<<<<
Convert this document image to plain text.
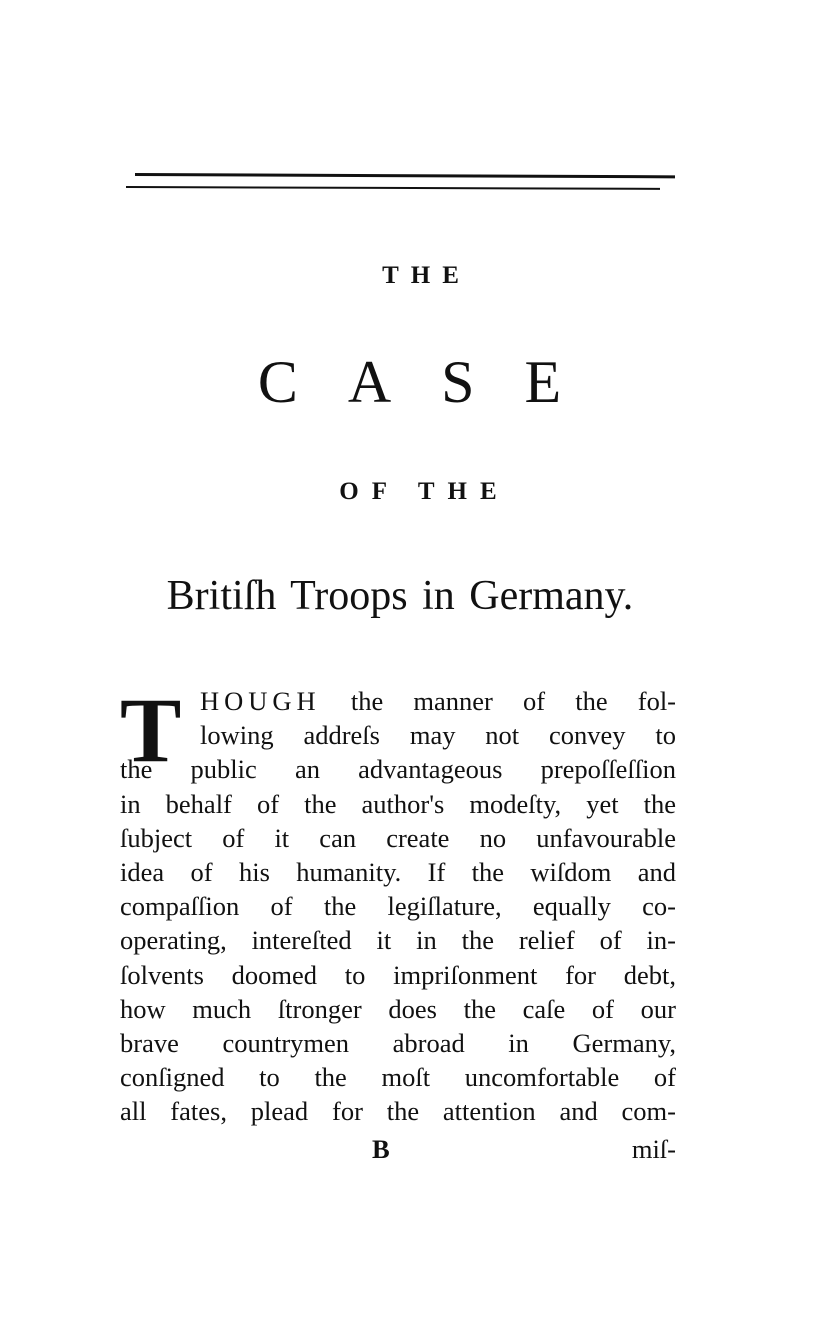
THE
CASE
OF THE
Britiſh Troops in Germany.
T HOUGH the manner of the fol-
lowing addreſs may not convey to
the public an advantageous prepoſſeſſion
in behalf of the author's modeſty, yet the
ſubject of it can create no unfavourable
idea of his humanity. If the wiſdom and
compaſſion of the legiſlature, equally co-
operating, intereſted it in the relief of in-
ſolvents doomed to impriſonment for debt,
how much ſtronger does the caſe of our
brave countrymen abroad in Germany,
conſigned to the moſt uncomfortable of
all fates, plead for the attention and com-
B	miſ-
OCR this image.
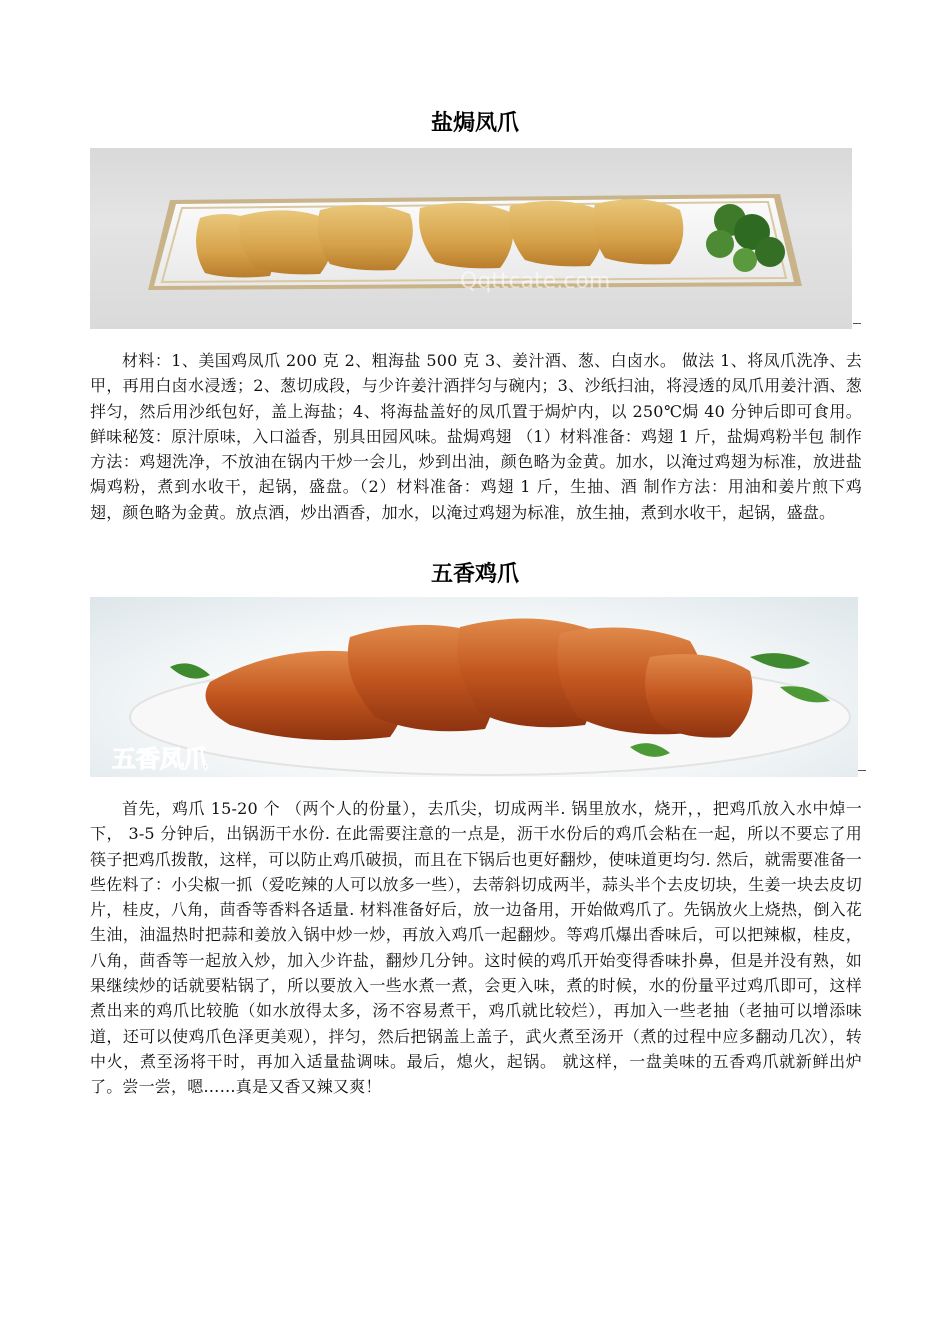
盐焗凤爪
Qqttcate.com

材料：1、美国鸡凤爪 200 克 2、粗海盐 500 克 3、姜汁酒、葱、白卤水。 做法 1、将凤爪洗净、去甲，再用白卤水浸透；2、葱切成段，与少许姜汁酒拌匀与碗内；3、沙纸扫油，将浸透的凤爪用姜汁酒、葱拌匀，然后用沙纸包好，盖上海盐；4、将海盐盖好的凤爪置于焗炉内，以 250℃焗 40 分钟后即可食用。鲜味秘笈：原汁原味，入口溢香，别具田园风味。盐焗鸡翅 （1）材料准备：鸡翅 1 斤，盐焗鸡粉半包 制作方法：鸡翅洗净，不放油在锅内干炒一会儿，炒到出油，颜色略为金黄。加水，以淹过鸡翅为标准，放进盐焗鸡粉，煮到水收干，起锅，盛盘。（2）材料准备：鸡翅 1 斤，生抽、酒 制作方法：用油和姜片煎下鸡翅，颜色略为金黄。放点酒，炒出酒香，加水，以淹过鸡翅为标准，放生抽，煮到水收干，起锅，盛盘。

五香鸡爪
五香凤爪

首先，鸡爪 15-20 个 （两个人的份量），去爪尖，切成两半. 锅里放水，烧开，，把鸡爪放入水中焯一下， 3-5 分钟后，出锅沥干水份. 在此需要注意的一点是，沥干水份后的鸡爪会粘在一起，所以不要忘了用筷子把鸡爪拨散，这样，可以防止鸡爪破损，而且在下锅后也更好翻炒，使味道更均匀. 然后，就需要准备一些佐料了：小尖椒一抓（爱吃辣的人可以放多一些），去蒂斜切成两半，蒜头半个去皮切块，生姜一块去皮切片，桂皮，八角，茴香等香料各适量. 材料准备好后，放一边备用，开始做鸡爪了。先锅放火上烧热，倒入花生油，油温热时把蒜和姜放入锅中炒一炒，再放入鸡爪一起翻炒。等鸡爪爆出香味后，可以把辣椒，桂皮，八角，茴香等一起放入炒，加入少许盐，翻炒几分钟。这时候的鸡爪开始变得香味扑鼻，但是并没有熟，如果继续炒的话就要粘锅了，所以要放入一些水煮一煮，会更入味，煮的时候，水的份量平过鸡爪即可，这样煮出来的鸡爪比较脆（如水放得太多，汤不容易煮干，鸡爪就比较烂），再加入一些老抽（老抽可以增添味道，还可以使鸡爪色泽更美观），拌匀，然后把锅盖上盖子，武火煮至汤开（煮的过程中应多翻动几次），转中火，煮至汤将干时，再加入适量盐调味。最后，熄火，起锅。 就这样，一盘美味的五香鸡爪就新鲜出炉了。尝一尝，嗯……真是又香又辣又爽！
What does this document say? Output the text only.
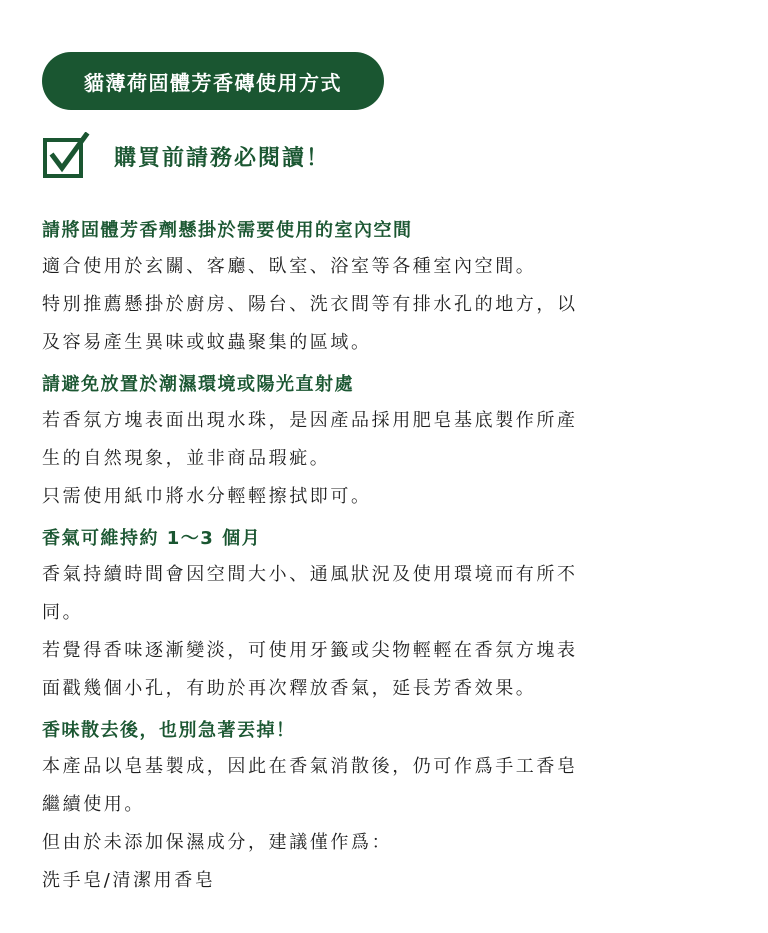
貓薄荷固體芳香磚使用方式
購買前請務必閱讀！
請將固體芳香劑懸掛於需要使用的室內空間
適合使用於玄關、客廳、臥室、浴室等各種室內空間。
特別推薦懸掛於廚房、陽台、洗衣間等有排水孔的地方，以
及容易產生異味或蚊蟲聚集的區域。
請避免放置於潮濕環境或陽光直射處
若香氛方塊表面出現水珠，是因產品採用肥皂基底製作所產
生的自然現象，並非商品瑕疵。
只需使用紙巾將水分輕輕擦拭即可。
香氣可維持約 1～3 個月
香氣持續時間會因空間大小、通風狀況及使用環境而有所不
同。
若覺得香味逐漸變淡，可使用牙籤或尖物輕輕在香氛方塊表
面戳幾個小孔，有助於再次釋放香氣，延長芳香效果。
香味散去後，也別急著丟掉！
本產品以皂基製成，因此在香氣消散後，仍可作爲手工香皂
繼續使用。
但由於未添加保濕成分，建議僅作爲：
洗手皂/清潔用香皂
>>>>
Task ▸ Look above for the line containing "What does this"; output that line and all lines after it through the last one exactly, without the pictures.

Written answer ▸
What does this document say? Output the text only.
貓薄荷固體芳香磚使用方式
購買前請務必閱讀！
請將固體芳香劑懸掛於需要使用的室內空間
適合使用於玄關、客廳、臥室、浴室等各種室內空間。
特別推薦懸掛於廚房、陽台、洗衣間等有排水孔的地方，以
及容易產生異味或蚊蟲聚集的區域。
請避免放置於潮濕環境或陽光直射處
若香氛方塊表面出現水珠，是因產品採用肥皂基底製作所產
生的自然現象，並非商品瑕疵。
只需使用紙巾將水分輕輕擦拭即可。
香氣可維持約 1～3 個月
香氣持續時間會因空間大小、通風狀況及使用環境而有所不
同。
若覺得香味逐漸變淡，可使用牙籤或尖物輕輕在香氛方塊表
面戳幾個小孔，有助於再次釋放香氣，延長芳香效果。
香味散去後，也別急著丟掉！
本產品以皂基製成，因此在香氣消散後，仍可作爲手工香皂
繼續使用。
但由於未添加保濕成分，建議僅作爲：
洗手皂/清潔用香皂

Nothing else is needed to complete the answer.